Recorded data
◆ ◆ ◆

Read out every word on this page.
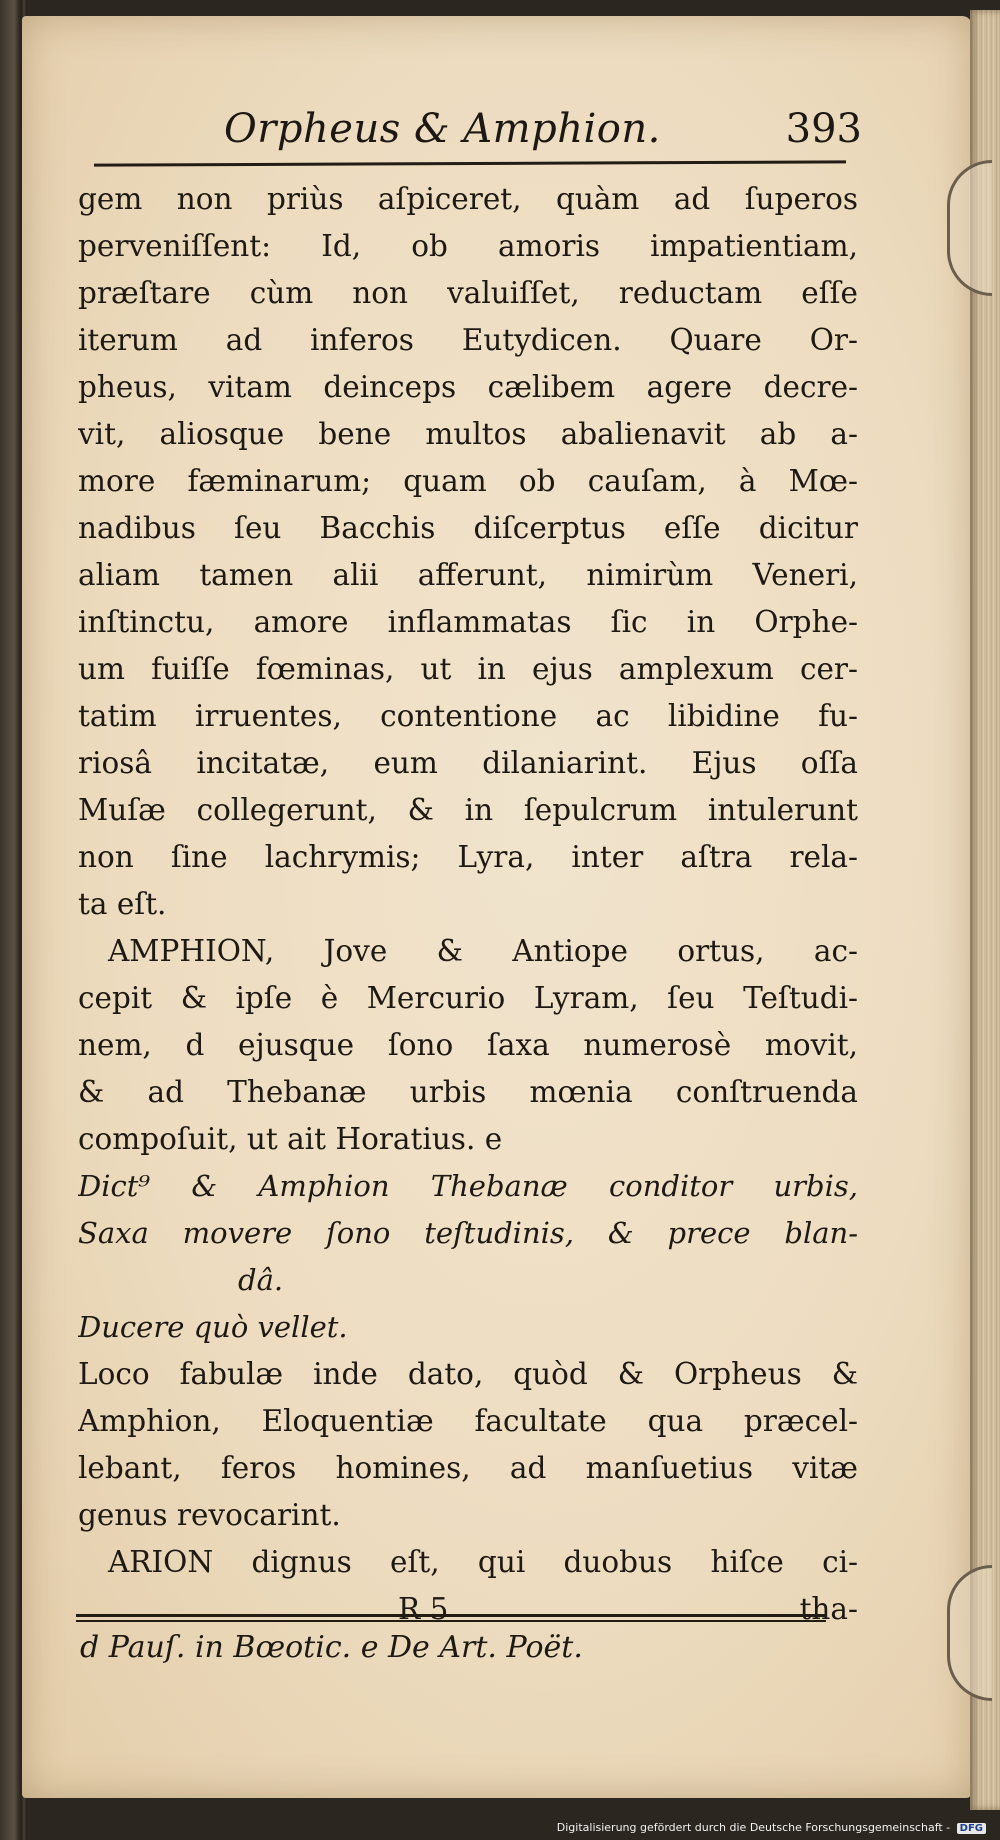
Orpheus & Amphion.	393
gem non priùs aſpiceret, quàm ad ſuperos
perveniſſent: Id, ob amoris impatientiam,
præſtare cùm non valuiſſet, reductam eſſe
iterum ad inferos Eutydicen. Quare Or-
pheus, vitam deinceps cælibem agere decre-
vit, aliosque bene multos abalienavit ab a-
more fæminarum; quam ob cauſam, à Mœ-
nadibus ſeu Bacchis diſcerptus eſſe dicitur
aliam tamen alii afferunt, nimirùm Veneri,
inſtinctu, amore inflammatas ſic in Orphe-
um fuiſſe fœminas, ut in ejus amplexum cer-
tatim irruentes, contentione ac libidine fu-
riosâ incitatæ, eum dilaniarint. Ejus oſſa
Muſæ collegerunt, & in ſepulcrum intulerunt
non ſine lachrymis; Lyra, inter aſtra rela-
ta eſt.
AMPHION, Jove & Antiope ortus, ac-
cepit & ipſe è Mercurio Lyram, ſeu Teſtudi-
nem, d ejusque ſono ſaxa numerosè movit,
& ad Thebanæ urbis mœnia conſtruenda
compoſuit, ut ait Horatius. e
Dict⁹ & Amphion Thebanæ conditor urbis,
Saxa movere ſono teſtudinis, & prece blan-
dâ.
Ducere quò vellet.
Loco fabulæ inde dato, quòd & Orpheus &
Amphion, Eloquentiæ facultate qua præcel-
lebant, feros homines, ad manſuetius vitæ
genus revocarint.
ARION dignus eſt, qui duobus hiſce ci-
R 5	tha-
d Pauſ. in Bœotic. e De Art. Poët.
Digitalisierung gefördert durch die Deutsche Forschungsgemeinschaft - DFG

◆ ◆ ◆

Exercise goal >> Restate the whole of the material word for word without the pictures.

Exercise solution >>
Read out every word on this page.
Orpheus & Amphion.	393
gem non priùs aſpiceret, quàm ad ſuperos
perveniſſent: Id, ob amoris impatientiam,
præſtare cùm non valuiſſet, reductam eſſe
iterum ad inferos Eutydicen. Quare Or-
pheus, vitam deinceps cælibem agere decre-
vit, aliosque bene multos abalienavit ab a-
more fæminarum; quam ob cauſam, à Mœ-
nadibus ſeu Bacchis diſcerptus eſſe dicitur
aliam tamen alii afferunt, nimirùm Veneri,
inſtinctu, amore inflammatas ſic in Orphe-
um fuiſſe fœminas, ut in ejus amplexum cer-
tatim irruentes, contentione ac libidine fu-
riosâ incitatæ, eum dilaniarint. Ejus oſſa
Muſæ collegerunt, & in ſepulcrum intulerunt
non ſine lachrymis; Lyra, inter aſtra rela-
ta eſt.
AMPHION, Jove & Antiope ortus, ac-
cepit & ipſe è Mercurio Lyram, ſeu Teſtudi-
nem, d ejusque ſono ſaxa numerosè movit,
& ad Thebanæ urbis mœnia conſtruenda
compoſuit, ut ait Horatius. e
Dict⁹ & Amphion Thebanæ conditor urbis,
Saxa movere ſono teſtudinis, & prece blan-
dâ.
Ducere quò vellet.
Loco fabulæ inde dato, quòd & Orpheus &
Amphion, Eloquentiæ facultate qua præcel-
lebant, feros homines, ad manſuetius vitæ
genus revocarint.
ARION dignus eſt, qui duobus hiſce ci-
R 5	tha-
d Pauſ. in Bœotic. e De Art. Poët.
Digitalisierung gefördert durch die Deutsche Forschungsgemeinschaft - DFG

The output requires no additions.